BEGIN INFORMATION SHOWN

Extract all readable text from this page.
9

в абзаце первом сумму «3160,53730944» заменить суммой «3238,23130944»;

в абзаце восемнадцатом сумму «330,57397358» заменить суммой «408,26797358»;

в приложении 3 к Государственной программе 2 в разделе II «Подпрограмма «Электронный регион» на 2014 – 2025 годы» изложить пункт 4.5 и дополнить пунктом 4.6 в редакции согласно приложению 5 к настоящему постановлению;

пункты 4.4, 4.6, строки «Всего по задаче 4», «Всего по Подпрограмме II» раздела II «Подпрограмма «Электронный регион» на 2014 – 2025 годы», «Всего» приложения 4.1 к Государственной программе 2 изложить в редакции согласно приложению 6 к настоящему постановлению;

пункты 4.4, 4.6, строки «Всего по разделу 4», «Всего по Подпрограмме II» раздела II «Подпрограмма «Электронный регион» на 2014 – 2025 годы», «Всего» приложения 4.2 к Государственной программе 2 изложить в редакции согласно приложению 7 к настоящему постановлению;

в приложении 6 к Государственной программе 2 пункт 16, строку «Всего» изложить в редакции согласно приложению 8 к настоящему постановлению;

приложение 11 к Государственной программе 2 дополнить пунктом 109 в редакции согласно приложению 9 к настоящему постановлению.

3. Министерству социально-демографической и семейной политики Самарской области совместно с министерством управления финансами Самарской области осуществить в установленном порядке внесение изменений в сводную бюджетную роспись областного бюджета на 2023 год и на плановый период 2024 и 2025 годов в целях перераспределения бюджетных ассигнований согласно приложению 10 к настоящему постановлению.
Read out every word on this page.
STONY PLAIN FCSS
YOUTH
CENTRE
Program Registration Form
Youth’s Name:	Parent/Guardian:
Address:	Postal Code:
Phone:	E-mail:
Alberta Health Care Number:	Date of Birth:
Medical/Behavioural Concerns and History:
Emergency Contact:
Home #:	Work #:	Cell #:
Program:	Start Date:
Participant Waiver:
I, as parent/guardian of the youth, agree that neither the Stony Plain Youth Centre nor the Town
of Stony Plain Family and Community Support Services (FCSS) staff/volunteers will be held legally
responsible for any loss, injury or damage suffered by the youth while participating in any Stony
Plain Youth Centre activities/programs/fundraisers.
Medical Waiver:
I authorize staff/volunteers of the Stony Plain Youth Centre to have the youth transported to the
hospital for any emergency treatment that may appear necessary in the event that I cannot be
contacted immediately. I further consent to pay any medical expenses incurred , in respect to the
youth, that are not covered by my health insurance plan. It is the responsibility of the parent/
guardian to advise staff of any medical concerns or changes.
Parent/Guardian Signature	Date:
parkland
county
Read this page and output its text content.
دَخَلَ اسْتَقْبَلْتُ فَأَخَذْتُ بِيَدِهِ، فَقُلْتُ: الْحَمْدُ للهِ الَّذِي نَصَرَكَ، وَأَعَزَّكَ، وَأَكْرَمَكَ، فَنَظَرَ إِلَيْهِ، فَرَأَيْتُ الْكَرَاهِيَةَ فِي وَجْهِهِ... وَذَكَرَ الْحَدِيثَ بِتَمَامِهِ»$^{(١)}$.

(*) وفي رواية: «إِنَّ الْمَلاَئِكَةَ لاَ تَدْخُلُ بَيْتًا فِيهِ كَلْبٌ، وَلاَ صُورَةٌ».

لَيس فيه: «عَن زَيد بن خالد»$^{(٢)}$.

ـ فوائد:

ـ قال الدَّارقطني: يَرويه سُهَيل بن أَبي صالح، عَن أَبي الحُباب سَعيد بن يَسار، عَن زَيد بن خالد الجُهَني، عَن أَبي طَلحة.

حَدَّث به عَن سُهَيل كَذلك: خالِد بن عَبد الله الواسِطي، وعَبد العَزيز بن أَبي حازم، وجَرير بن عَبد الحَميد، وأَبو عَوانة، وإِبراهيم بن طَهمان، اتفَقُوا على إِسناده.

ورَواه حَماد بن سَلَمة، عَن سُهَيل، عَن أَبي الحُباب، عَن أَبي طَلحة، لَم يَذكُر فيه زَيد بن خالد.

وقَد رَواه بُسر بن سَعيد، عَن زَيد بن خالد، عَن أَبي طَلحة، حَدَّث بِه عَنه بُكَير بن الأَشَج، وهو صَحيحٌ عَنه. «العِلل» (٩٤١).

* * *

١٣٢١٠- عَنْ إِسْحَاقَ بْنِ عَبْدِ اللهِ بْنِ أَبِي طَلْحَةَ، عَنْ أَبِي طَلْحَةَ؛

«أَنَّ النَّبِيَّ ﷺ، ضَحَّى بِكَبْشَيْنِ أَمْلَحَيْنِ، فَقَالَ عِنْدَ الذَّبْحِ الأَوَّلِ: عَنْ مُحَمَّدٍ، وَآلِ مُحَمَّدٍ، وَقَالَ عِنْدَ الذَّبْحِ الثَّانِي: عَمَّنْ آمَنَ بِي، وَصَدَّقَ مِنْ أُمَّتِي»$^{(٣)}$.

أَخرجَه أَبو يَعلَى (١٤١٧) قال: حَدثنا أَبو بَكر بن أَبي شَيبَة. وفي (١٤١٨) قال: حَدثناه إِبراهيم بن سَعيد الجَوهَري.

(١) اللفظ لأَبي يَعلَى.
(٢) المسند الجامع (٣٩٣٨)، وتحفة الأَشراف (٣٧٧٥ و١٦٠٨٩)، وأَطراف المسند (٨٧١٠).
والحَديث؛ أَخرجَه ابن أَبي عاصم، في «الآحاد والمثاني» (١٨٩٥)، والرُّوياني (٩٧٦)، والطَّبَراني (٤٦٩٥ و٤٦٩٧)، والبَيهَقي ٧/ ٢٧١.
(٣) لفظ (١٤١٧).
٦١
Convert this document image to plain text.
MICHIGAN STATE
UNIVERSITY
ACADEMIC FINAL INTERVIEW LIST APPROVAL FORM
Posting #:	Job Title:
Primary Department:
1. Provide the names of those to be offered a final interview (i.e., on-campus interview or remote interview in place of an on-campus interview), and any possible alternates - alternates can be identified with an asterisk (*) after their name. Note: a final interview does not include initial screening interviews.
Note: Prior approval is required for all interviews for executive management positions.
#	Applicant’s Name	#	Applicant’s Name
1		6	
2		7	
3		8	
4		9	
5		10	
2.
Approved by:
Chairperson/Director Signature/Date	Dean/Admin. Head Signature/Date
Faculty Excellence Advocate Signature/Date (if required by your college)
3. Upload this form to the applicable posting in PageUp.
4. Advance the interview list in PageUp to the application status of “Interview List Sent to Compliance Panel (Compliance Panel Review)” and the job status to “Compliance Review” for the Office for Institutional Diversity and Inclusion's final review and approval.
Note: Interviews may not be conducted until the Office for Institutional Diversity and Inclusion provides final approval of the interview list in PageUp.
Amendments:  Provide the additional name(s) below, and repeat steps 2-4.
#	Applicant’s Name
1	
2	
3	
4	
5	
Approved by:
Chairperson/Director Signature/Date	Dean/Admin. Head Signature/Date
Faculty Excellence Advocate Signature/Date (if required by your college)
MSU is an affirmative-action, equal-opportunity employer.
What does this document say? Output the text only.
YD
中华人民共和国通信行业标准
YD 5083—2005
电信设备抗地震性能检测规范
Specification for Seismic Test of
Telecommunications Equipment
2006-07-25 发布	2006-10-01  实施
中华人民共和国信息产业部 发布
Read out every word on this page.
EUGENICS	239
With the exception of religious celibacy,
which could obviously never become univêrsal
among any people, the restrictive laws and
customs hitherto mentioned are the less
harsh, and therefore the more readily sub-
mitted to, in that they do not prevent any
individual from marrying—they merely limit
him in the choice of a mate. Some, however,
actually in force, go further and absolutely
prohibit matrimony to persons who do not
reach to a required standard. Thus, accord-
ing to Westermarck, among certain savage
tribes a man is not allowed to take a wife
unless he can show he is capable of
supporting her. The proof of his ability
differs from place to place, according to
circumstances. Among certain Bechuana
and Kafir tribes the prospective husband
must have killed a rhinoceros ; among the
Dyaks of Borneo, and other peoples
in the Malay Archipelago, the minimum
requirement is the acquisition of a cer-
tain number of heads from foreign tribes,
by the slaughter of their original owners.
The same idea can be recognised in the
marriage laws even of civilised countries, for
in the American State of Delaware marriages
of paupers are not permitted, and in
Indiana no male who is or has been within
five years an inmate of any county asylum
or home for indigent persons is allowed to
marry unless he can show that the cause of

END INFORMATION SHOWN

§ WHAT YOU HAVE TO DO:
Gather all lines where the word "staff" appears.

§ RESPONSE TO THIS EXERCISE:
of Stony Plain Family and Community Support Services (FCSS) staff/volunteers will be held legally
I authorize staff/volunteers of the Stony Plain Youth Centre to have the youth transported to the
guardian to advise staff of any medical concerns or changes.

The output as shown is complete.